PROBLEM REQUIREMENTS> Pull out every line from the listing that has the word "good".

(Stored data)
##############################
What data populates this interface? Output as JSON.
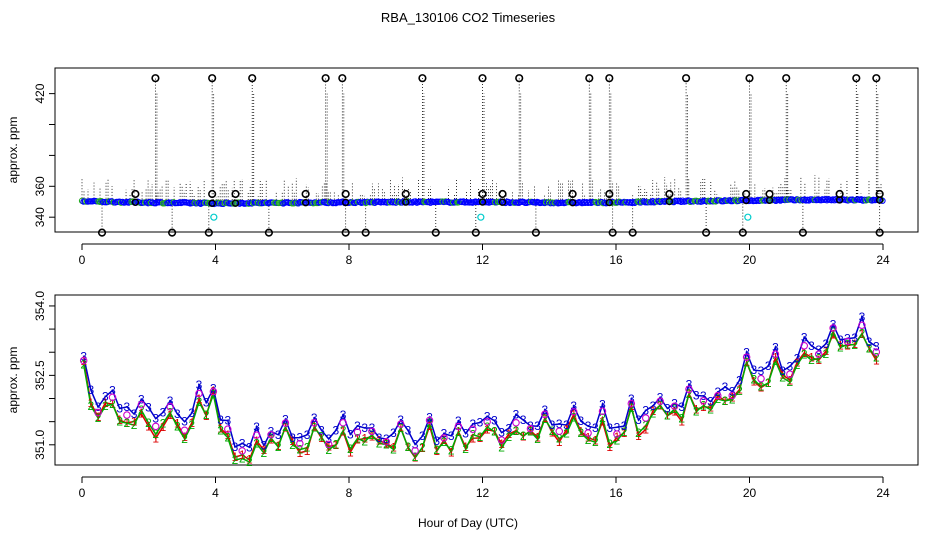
{
  "figure": {
    "title": "RBA_130106  CO2 Timeseries",
    "xlabel": "Hour of Day (UTC)"
  },
  "chart_data": [
    {
      "type": "scatter",
      "panel": "top",
      "ylabel": "approx. ppm",
      "xlim": [
        0,
        24
      ],
      "ylim": [
        333,
        434
      ],
      "x_ticks": [
        "0",
        "4",
        "8",
        "12",
        "16",
        "20",
        "24"
      ],
      "y_ticks": [
        "340",
        "360",
        "420"
      ],
      "y_tick_values": [
        340,
        360,
        420
      ],
      "series": [
        {
          "marker": "circle",
          "color": "#0000ff",
          "baseline": [
            [
              0.0,
              350.3
            ],
            [
              2.0,
              349.5
            ],
            [
              4.0,
              349.0
            ],
            [
              6.0,
              349.3
            ],
            [
              8.0,
              349.6
            ],
            [
              10.0,
              349.8
            ],
            [
              12.0,
              349.8
            ],
            [
              14.0,
              349.4
            ],
            [
              16.0,
              349.5
            ],
            [
              18.0,
              350.3
            ],
            [
              20.0,
              350.8
            ],
            [
              22.0,
              351.3
            ],
            [
              24.0,
              351.0
            ]
          ]
        }
      ],
      "high_outliers": [
        2.2,
        3.9,
        5.1,
        7.3,
        7.8,
        10.2,
        12.0,
        13.1,
        15.2,
        15.8,
        18.1,
        20.0,
        21.1,
        23.2,
        23.8
      ],
      "high_value": 430,
      "mid_outliers": [
        1.6,
        3.9,
        4.6,
        6.7,
        7.9,
        9.7,
        12.0,
        12.6,
        14.7,
        15.8,
        17.6,
        19.9,
        20.6,
        22.7,
        23.9
      ],
      "mid_value": 355,
      "low_outliers": [
        0.6,
        2.7,
        3.8,
        5.6,
        7.9,
        8.5,
        10.6,
        11.8,
        13.6,
        15.9,
        16.5,
        18.7,
        19.8,
        21.6,
        23.9
      ],
      "low_value": 330,
      "cyan_points": [
        [
          3.95,
          340
        ],
        [
          11.95,
          340
        ],
        [
          19.95,
          340
        ]
      ]
    },
    {
      "type": "line",
      "panel": "bottom",
      "ylabel": "approx. ppm",
      "xlim": [
        0,
        24
      ],
      "ylim": [
        350.65,
        354.15
      ],
      "x_ticks": [
        "0",
        "4",
        "8",
        "12",
        "16",
        "20",
        "24"
      ],
      "y_ticks": [
        "351.0",
        "352.5",
        "354.0"
      ],
      "y_tick_values": [
        351.0,
        352.5,
        354.0
      ],
      "series": [
        {
          "name": "1",
          "color": "#dd0000"
        },
        {
          "name": "2",
          "color": "#00aa00"
        },
        {
          "name": "3",
          "color": "#0000cc"
        }
      ],
      "anchors": [
        [
          0.0,
          352.6
        ],
        [
          0.3,
          351.9
        ],
        [
          1.0,
          351.8
        ],
        [
          2.0,
          351.7
        ],
        [
          3.0,
          351.5
        ],
        [
          4.0,
          352.2
        ],
        [
          4.3,
          351.0
        ],
        [
          6.0,
          351.1
        ],
        [
          8.0,
          351.2
        ],
        [
          10.0,
          351.1
        ],
        [
          12.0,
          351.3
        ],
        [
          14.0,
          351.3
        ],
        [
          16.0,
          351.4
        ],
        [
          18.0,
          351.8
        ],
        [
          19.0,
          351.9
        ],
        [
          20.0,
          352.6
        ],
        [
          21.0,
          352.6
        ],
        [
          22.0,
          353.1
        ],
        [
          23.0,
          353.4
        ],
        [
          23.8,
          353.2
        ]
      ]
    }
  ]
}
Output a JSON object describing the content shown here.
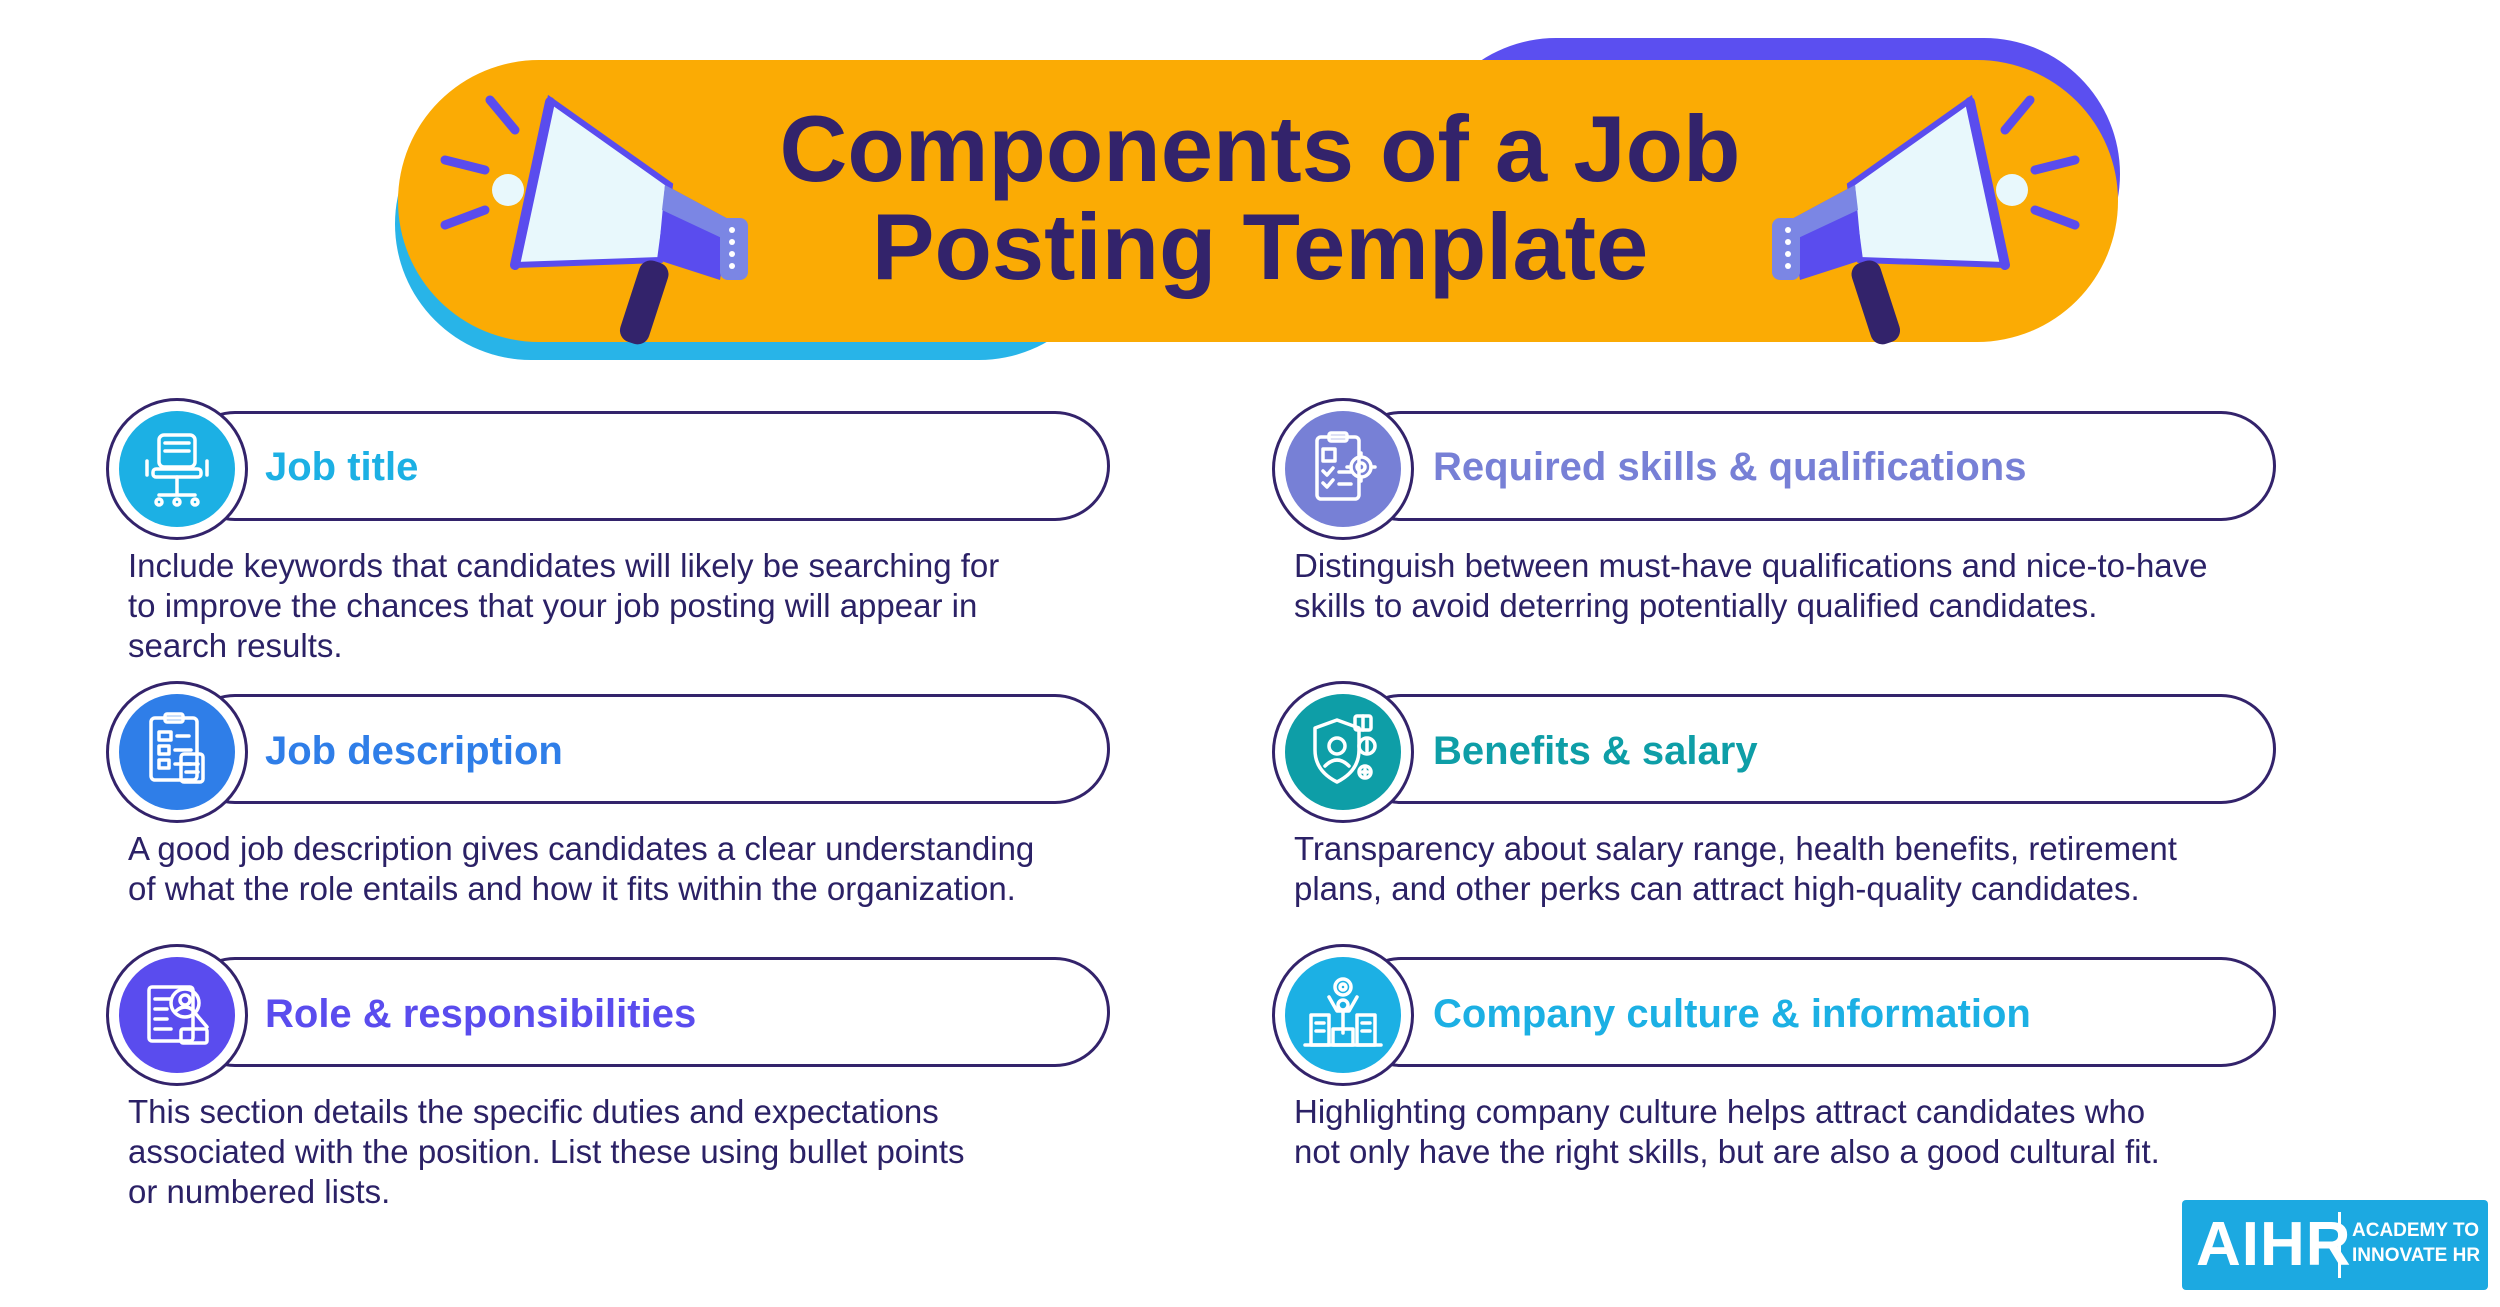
{
  "header": {
    "title_line1": "Components of a Job",
    "title_line2": "Posting Template"
  },
  "colors": {
    "banner": "#fbab04",
    "navy": "#33236b",
    "cyan": "#1cb0e4",
    "blue": "#2f7ee8",
    "purple": "#5a4cee",
    "lavender": "#7780d6",
    "teal": "#0e9ea7"
  },
  "sections": {
    "job_title": {
      "heading": "Job title",
      "icon": "office-chair-icon",
      "description": "Include keywords that candidates will likely be searching for\nto improve the chances that your job posting will appear in\nsearch results."
    },
    "job_description": {
      "heading": "Job description",
      "icon": "clipboard-document-icon",
      "description": " A good job description gives candidates a clear understanding\nof what the role entails and how it fits within the organization."
    },
    "roles": {
      "heading": "Role & responsibilities",
      "icon": "magnifier-profile-icon",
      "description": "This section details the specific duties and expectations\nassociated with the position. List these using bullet points\nor numbered lists."
    },
    "skills": {
      "heading": "Required skills & qualifications",
      "icon": "checklist-gear-icon",
      "description": "Distinguish between must-have qualifications and nice-to-have\nskills to avoid deterring potentially qualified candidates."
    },
    "benefits": {
      "heading": "Benefits & salary",
      "icon": "shield-benefits-icon",
      "description": "Transparency about salary range, health benefits, retirement\nplans, and other perks can attract high-quality candidates."
    },
    "culture": {
      "heading": "Company culture & information",
      "icon": "company-buildings-icon",
      "description": "Highlighting company culture helps attract candidates who\nnot only have the right skills, but are also a good cultural fit."
    }
  },
  "logo": {
    "main": "AIHR",
    "sub": "ACADEMY TO INNOVATE HR"
  }
}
##############################
SOLUTION TO THIS PROBLEM>
      "description": " A good job description gives candidates a clear understanding\nof what the role entails and how it fits within the organization."
      "description": "Highlighting company culture helps attract candidates who\nnot only have the right skills, but are also a good cultural fit."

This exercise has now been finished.